### Exercise objective
Print the entries below word for word; the pictures stay out of your copy.

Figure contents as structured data
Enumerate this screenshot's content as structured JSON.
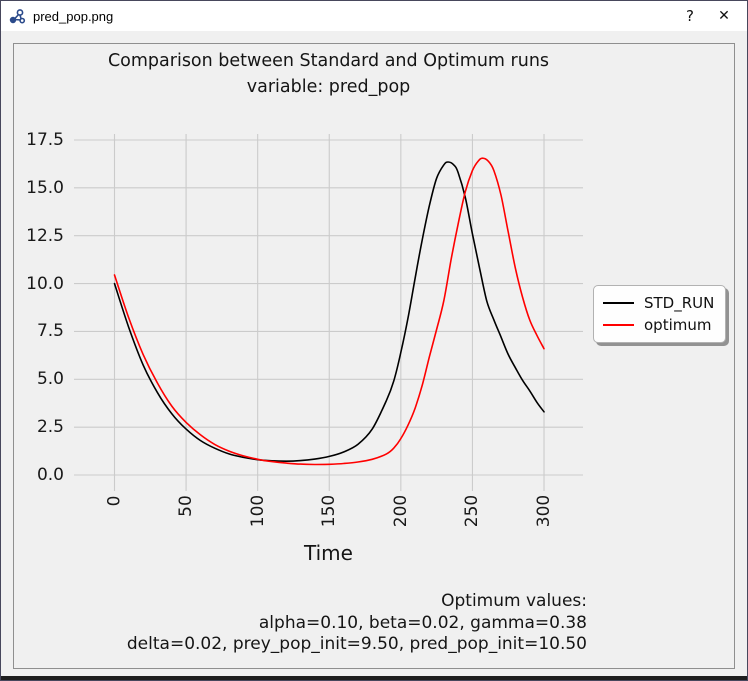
{
  "window": {
    "title": "pred_pop.png",
    "controls": {
      "help": "?",
      "close": "✕"
    }
  },
  "chart_data": {
    "type": "line",
    "title": "Comparison between Standard and Optimum runs",
    "subtitle": "variable: pred_pop",
    "xlabel": "Time",
    "ylabel": "",
    "xlim": [
      -28,
      327
    ],
    "ylim": [
      -0.4,
      17.8
    ],
    "grid": true,
    "background_color": "#f0f0f0",
    "grid_color": "#cbcbcb",
    "x_ticks": {
      "values": [
        0,
        50,
        100,
        150,
        200,
        250,
        300
      ],
      "labels": [
        "0",
        "50",
        "100",
        "150",
        "200",
        "250",
        "300"
      ],
      "rotation": 90
    },
    "y_ticks": {
      "values": [
        0,
        2.5,
        5,
        7.5,
        10,
        12.5,
        15,
        17.5
      ],
      "labels": [
        "0.0",
        "2.5",
        "5.0",
        "7.5",
        "10.0",
        "12.5",
        "15.0",
        "17.5"
      ]
    },
    "legend": {
      "position": "outside-right",
      "entries": [
        {
          "label": "STD_RUN",
          "color": "#000000"
        },
        {
          "label": "optimum",
          "color": "#ff0000"
        }
      ]
    },
    "series": [
      {
        "name": "STD_RUN",
        "color": "#000000",
        "points": [
          [
            0,
            10.0
          ],
          [
            10,
            7.7
          ],
          [
            20,
            5.75
          ],
          [
            30,
            4.3
          ],
          [
            40,
            3.2
          ],
          [
            50,
            2.4
          ],
          [
            60,
            1.8
          ],
          [
            70,
            1.4
          ],
          [
            80,
            1.1
          ],
          [
            90,
            0.92
          ],
          [
            100,
            0.8
          ],
          [
            110,
            0.74
          ],
          [
            120,
            0.72
          ],
          [
            130,
            0.75
          ],
          [
            140,
            0.83
          ],
          [
            150,
            0.97
          ],
          [
            160,
            1.2
          ],
          [
            170,
            1.6
          ],
          [
            180,
            2.4
          ],
          [
            190,
            3.9
          ],
          [
            195,
            4.9
          ],
          [
            200,
            6.4
          ],
          [
            205,
            8.2
          ],
          [
            210,
            10.3
          ],
          [
            215,
            12.3
          ],
          [
            220,
            14.1
          ],
          [
            225,
            15.5
          ],
          [
            230,
            16.2
          ],
          [
            233,
            16.35
          ],
          [
            237,
            16.2
          ],
          [
            240,
            15.8
          ],
          [
            245,
            14.5
          ],
          [
            250,
            12.6
          ],
          [
            255,
            10.8
          ],
          [
            260,
            9.1
          ],
          [
            265,
            8.1
          ],
          [
            270,
            7.2
          ],
          [
            275,
            6.3
          ],
          [
            280,
            5.6
          ],
          [
            285,
            4.95
          ],
          [
            290,
            4.4
          ],
          [
            295,
            3.8
          ],
          [
            300,
            3.3
          ]
        ]
      },
      {
        "name": "optimum",
        "color": "#ff0000",
        "points": [
          [
            0,
            10.45
          ],
          [
            10,
            8.2
          ],
          [
            20,
            6.3
          ],
          [
            30,
            4.8
          ],
          [
            40,
            3.6
          ],
          [
            50,
            2.75
          ],
          [
            60,
            2.1
          ],
          [
            70,
            1.6
          ],
          [
            80,
            1.25
          ],
          [
            90,
            1.0
          ],
          [
            100,
            0.82
          ],
          [
            110,
            0.7
          ],
          [
            120,
            0.62
          ],
          [
            130,
            0.57
          ],
          [
            140,
            0.55
          ],
          [
            150,
            0.56
          ],
          [
            160,
            0.6
          ],
          [
            170,
            0.68
          ],
          [
            180,
            0.82
          ],
          [
            190,
            1.1
          ],
          [
            195,
            1.4
          ],
          [
            200,
            1.9
          ],
          [
            205,
            2.6
          ],
          [
            210,
            3.5
          ],
          [
            215,
            4.7
          ],
          [
            220,
            6.2
          ],
          [
            225,
            7.6
          ],
          [
            230,
            9.1
          ],
          [
            235,
            11.2
          ],
          [
            240,
            13.1
          ],
          [
            245,
            14.8
          ],
          [
            250,
            15.9
          ],
          [
            254,
            16.4
          ],
          [
            257,
            16.55
          ],
          [
            261,
            16.4
          ],
          [
            265,
            15.9
          ],
          [
            270,
            14.6
          ],
          [
            275,
            12.7
          ],
          [
            280,
            10.8
          ],
          [
            285,
            9.3
          ],
          [
            290,
            8.1
          ],
          [
            295,
            7.3
          ],
          [
            300,
            6.6
          ]
        ]
      }
    ],
    "annotation": {
      "align": "right",
      "lines": [
        "Optimum values:",
        "alpha=0.10, beta=0.02, gamma=0.38",
        "delta=0.02, prey_pop_init=9.50, pred_pop_init=10.50"
      ]
    }
  }
}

### Correct result
Enumerate this screenshot's content as structured JSON.
{
  "window": {
    "title": "pred_pop.png",
    "controls": {
      "help": "?",
      "close": "✕"
    }
  },
  "chart_data": {
    "type": "line",
    "title": "Comparison between Standard and Optimum runs",
    "subtitle": "variable: pred_pop",
    "xlabel": "Time",
    "ylabel": "",
    "xlim": [
      -28,
      327
    ],
    "ylim": [
      -0.4,
      17.8
    ],
    "grid": true,
    "background_color": "#f0f0f0",
    "grid_color": "#cbcbcb",
    "x_ticks": {
      "values": [
        0,
        50,
        100,
        150,
        200,
        250,
        300
      ],
      "labels": [
        "0",
        "50",
        "100",
        "150",
        "200",
        "250",
        "300"
      ],
      "rotation": 90
    },
    "y_ticks": {
      "values": [
        0,
        2.5,
        5,
        7.5,
        10,
        12.5,
        15,
        17.5
      ],
      "labels": [
        "0.0",
        "2.5",
        "5.0",
        "7.5",
        "10.0",
        "12.5",
        "15.0",
        "17.5"
      ]
    },
    "legend": {
      "position": "outside-right",
      "entries": [
        {
          "label": "STD_RUN",
          "color": "#000000"
        },
        {
          "label": "optimum",
          "color": "#ff0000"
        }
      ]
    },
    "series": [
      {
        "name": "STD_RUN",
        "color": "#000000",
        "points": [
          [
            0,
            10.0
          ],
          [
            10,
            7.7
          ],
          [
            20,
            5.75
          ],
          [
            30,
            4.3
          ],
          [
            40,
            3.2
          ],
          [
            50,
            2.4
          ],
          [
            60,
            1.8
          ],
          [
            70,
            1.4
          ],
          [
            80,
            1.1
          ],
          [
            90,
            0.92
          ],
          [
            100,
            0.8
          ],
          [
            110,
            0.74
          ],
          [
            120,
            0.72
          ],
          [
            130,
            0.75
          ],
          [
            140,
            0.83
          ],
          [
            150,
            0.97
          ],
          [
            160,
            1.2
          ],
          [
            170,
            1.6
          ],
          [
            180,
            2.4
          ],
          [
            190,
            3.9
          ],
          [
            195,
            4.9
          ],
          [
            200,
            6.4
          ],
          [
            205,
            8.2
          ],
          [
            210,
            10.3
          ],
          [
            215,
            12.3
          ],
          [
            220,
            14.1
          ],
          [
            225,
            15.5
          ],
          [
            230,
            16.2
          ],
          [
            233,
            16.35
          ],
          [
            237,
            16.2
          ],
          [
            240,
            15.8
          ],
          [
            245,
            14.5
          ],
          [
            250,
            12.6
          ],
          [
            255,
            10.8
          ],
          [
            260,
            9.1
          ],
          [
            265,
            8.1
          ],
          [
            270,
            7.2
          ],
          [
            275,
            6.3
          ],
          [
            280,
            5.6
          ],
          [
            285,
            4.95
          ],
          [
            290,
            4.4
          ],
          [
            295,
            3.8
          ],
          [
            300,
            3.3
          ]
        ]
      },
      {
        "name": "optimum",
        "color": "#ff0000",
        "points": [
          [
            0,
            10.45
          ],
          [
            10,
            8.2
          ],
          [
            20,
            6.3
          ],
          [
            30,
            4.8
          ],
          [
            40,
            3.6
          ],
          [
            50,
            2.75
          ],
          [
            60,
            2.1
          ],
          [
            70,
            1.6
          ],
          [
            80,
            1.25
          ],
          [
            90,
            1.0
          ],
          [
            100,
            0.82
          ],
          [
            110,
            0.7
          ],
          [
            120,
            0.62
          ],
          [
            130,
            0.57
          ],
          [
            140,
            0.55
          ],
          [
            150,
            0.56
          ],
          [
            160,
            0.6
          ],
          [
            170,
            0.68
          ],
          [
            180,
            0.82
          ],
          [
            190,
            1.1
          ],
          [
            195,
            1.4
          ],
          [
            200,
            1.9
          ],
          [
            205,
            2.6
          ],
          [
            210,
            3.5
          ],
          [
            215,
            4.7
          ],
          [
            220,
            6.2
          ],
          [
            225,
            7.6
          ],
          [
            230,
            9.1
          ],
          [
            235,
            11.2
          ],
          [
            240,
            13.1
          ],
          [
            245,
            14.8
          ],
          [
            250,
            15.9
          ],
          [
            254,
            16.4
          ],
          [
            257,
            16.55
          ],
          [
            261,
            16.4
          ],
          [
            265,
            15.9
          ],
          [
            270,
            14.6
          ],
          [
            275,
            12.7
          ],
          [
            280,
            10.8
          ],
          [
            285,
            9.3
          ],
          [
            290,
            8.1
          ],
          [
            295,
            7.3
          ],
          [
            300,
            6.6
          ]
        ]
      }
    ],
    "annotation": {
      "align": "right",
      "lines": [
        "Optimum values:",
        "alpha=0.10, beta=0.02, gamma=0.38",
        "delta=0.02, prey_pop_init=9.50, pred_pop_init=10.50"
      ]
    }
  }
}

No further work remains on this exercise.